> _RECORDS SUPPLIED_:
* Begin *
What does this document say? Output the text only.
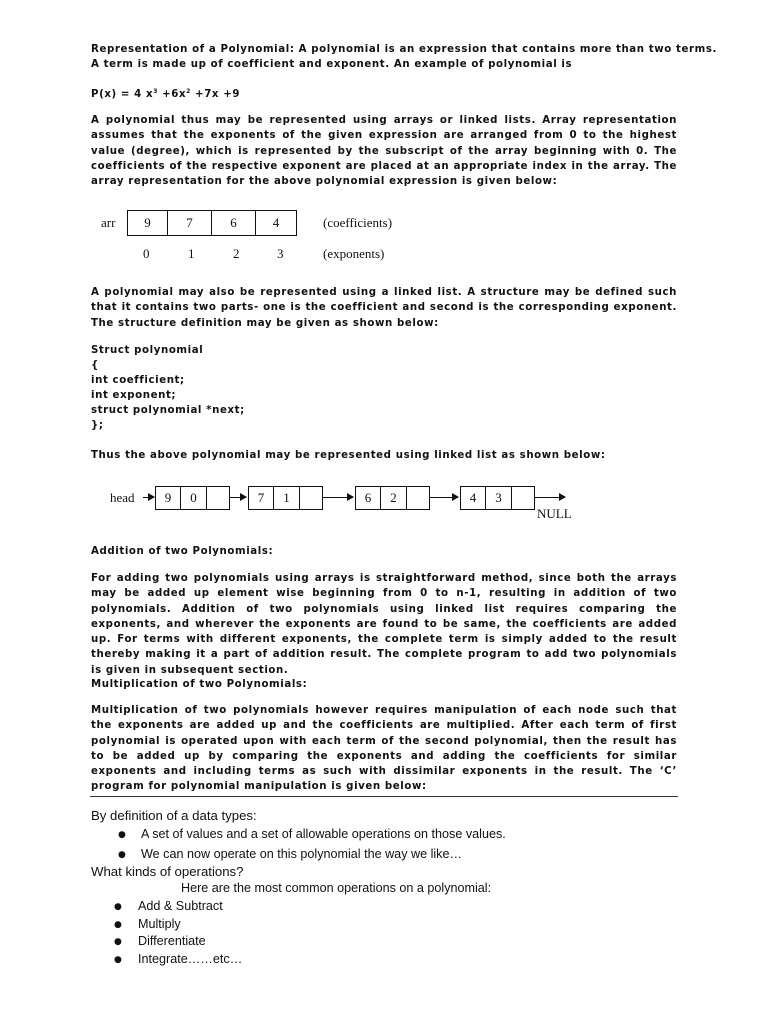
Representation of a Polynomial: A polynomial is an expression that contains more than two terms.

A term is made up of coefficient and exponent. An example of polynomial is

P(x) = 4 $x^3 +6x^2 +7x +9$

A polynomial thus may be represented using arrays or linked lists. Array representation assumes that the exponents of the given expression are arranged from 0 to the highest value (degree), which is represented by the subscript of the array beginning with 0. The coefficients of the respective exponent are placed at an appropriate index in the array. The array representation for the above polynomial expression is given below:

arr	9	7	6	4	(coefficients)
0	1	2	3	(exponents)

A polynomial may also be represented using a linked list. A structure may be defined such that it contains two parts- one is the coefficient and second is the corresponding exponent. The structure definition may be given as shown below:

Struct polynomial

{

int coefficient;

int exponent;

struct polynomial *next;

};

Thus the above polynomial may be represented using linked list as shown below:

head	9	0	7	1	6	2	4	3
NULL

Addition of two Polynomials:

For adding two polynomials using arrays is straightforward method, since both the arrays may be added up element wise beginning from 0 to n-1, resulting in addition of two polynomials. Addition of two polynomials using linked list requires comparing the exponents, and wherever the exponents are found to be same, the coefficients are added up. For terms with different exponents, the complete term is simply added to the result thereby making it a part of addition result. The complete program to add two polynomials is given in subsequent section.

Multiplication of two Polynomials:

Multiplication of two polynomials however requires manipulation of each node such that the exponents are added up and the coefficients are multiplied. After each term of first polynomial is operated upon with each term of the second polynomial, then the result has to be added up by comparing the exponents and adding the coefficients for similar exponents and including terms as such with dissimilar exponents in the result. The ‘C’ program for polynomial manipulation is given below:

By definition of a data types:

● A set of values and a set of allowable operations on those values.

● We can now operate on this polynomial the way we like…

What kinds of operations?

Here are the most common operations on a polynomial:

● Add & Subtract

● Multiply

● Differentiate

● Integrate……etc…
* End *
> _EXERCISE DETAILS_:
Omit pictures; set down the rest of the material word for word.

> _RESULT_:
What does this document say? Output the text only.
Representation of a Polynomial: A polynomial is an expression that contains more than two terms.

A term is made up of coefficient and exponent. An example of polynomial is

P(x) = 4 $x^3 +6x^2 +7x +9$

A polynomial thus may be represented using arrays or linked lists. Array representation assumes that the exponents of the given expression are arranged from 0 to the highest value (degree), which is represented by the subscript of the array beginning with 0. The coefficients of the respective exponent are placed at an appropriate index in the array. The array representation for the above polynomial expression is given below:

arr	9	7	6	4	(coefficients)
0	1	2	3	(exponents)

A polynomial may also be represented using a linked list. A structure may be defined such that it contains two parts- one is the coefficient and second is the corresponding exponent. The structure definition may be given as shown below:

Struct polynomial

{

int coefficient;

int exponent;

struct polynomial *next;

};

Thus the above polynomial may be represented using linked list as shown below:

head	9	0	7	1	6	2	4	3
NULL

Addition of two Polynomials:

For adding two polynomials using arrays is straightforward method, since both the arrays may be added up element wise beginning from 0 to n-1, resulting in addition of two polynomials. Addition of two polynomials using linked list requires comparing the exponents, and wherever the exponents are found to be same, the coefficients are added up. For terms with different exponents, the complete term is simply added to the result thereby making it a part of addition result. The complete program to add two polynomials is given in subsequent section.

Multiplication of two Polynomials:

Multiplication of two polynomials however requires manipulation of each node such that the exponents are added up and the coefficients are multiplied. After each term of first polynomial is operated upon with each term of the second polynomial, then the result has to be added up by comparing the exponents and adding the coefficients for similar exponents and including terms as such with dissimilar exponents in the result. The ‘C’ program for polynomial manipulation is given below:

By definition of a data types:

● A set of values and a set of allowable operations on those values.

● We can now operate on this polynomial the way we like…

What kinds of operations?

Here are the most common operations on a polynomial:

● Add & Subtract

● Multiply

● Differentiate

● Integrate……etc…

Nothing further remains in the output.